● **STATED TASK**:
Extract each line of the material that follows exactly and omit its pictures.

= = = = =

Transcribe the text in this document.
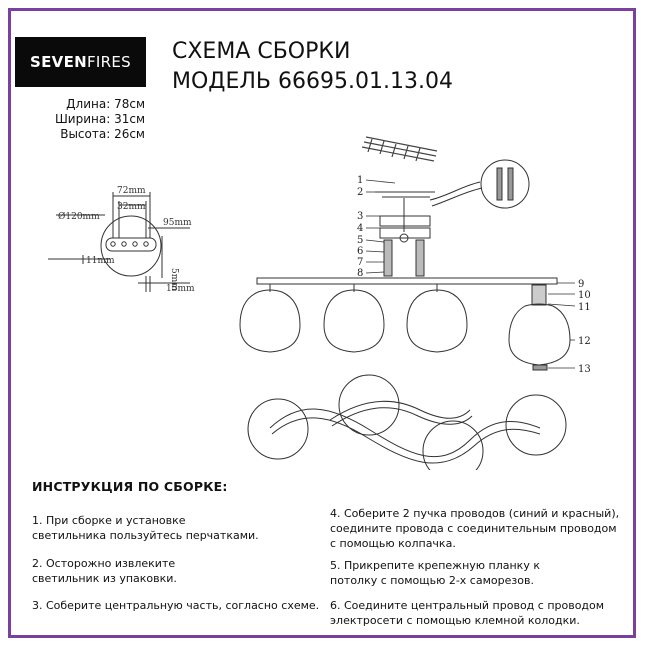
SEVEN FIRES СХЕМА СБОРКИ
МОДЕЛЬ 66695.01.13.04
Длина: 78см
Ширина: 31см
Высота: 26см
Ø120mm
72mm
32mm
95mm
11mm
5mm
15mm
1
2
3
4
5
6
7
8
9
10
11
12
13
ИНСТРУКЦИЯ ПО СБОРКЕ:
1. При сборке и установке
светильника пользуйтесь перчатками.
2. Осторожно извлеките
светильник из упаковки.
3. Соберите центральную часть, согласно схеме.
4. Соберите 2 пучка проводов (синий и красный),
соедините провода с соединительным проводом
с помощью колпачка.
5. Прикрепите крепежную планку к
потолку с помощью 2-х саморезов.
6. Соедините центральный провод с проводом
электросети с помощью клемной колодки.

= = = = =

● **FINAL RESULT**:
Transcribe the text in this document.
SEVEN FIRES СХЕМА СБОРКИ
МОДЕЛЬ 66695.01.13.04
Длина: 78см
Ширина: 31см
Высота: 26см
Ø120mm
72mm
32mm
95mm
11mm
5mm
15mm
1
2
3
4
5
6
7
8
9
10
11
12
13
ИНСТРУКЦИЯ ПО СБОРКЕ:
1. При сборке и установке
светильника пользуйтесь перчатками.
2. Осторожно извлеките
светильник из упаковки.
3. Соберите центральную часть, согласно схеме.
4. Соберите 2 пучка проводов (синий и красный),
соедините провода с соединительным проводом
с помощью колпачка.
5. Прикрепите крепежную планку к
потолку с помощью 2-х саморезов.
6. Соедините центральный провод с проводом
электросети с помощью клемной колодки.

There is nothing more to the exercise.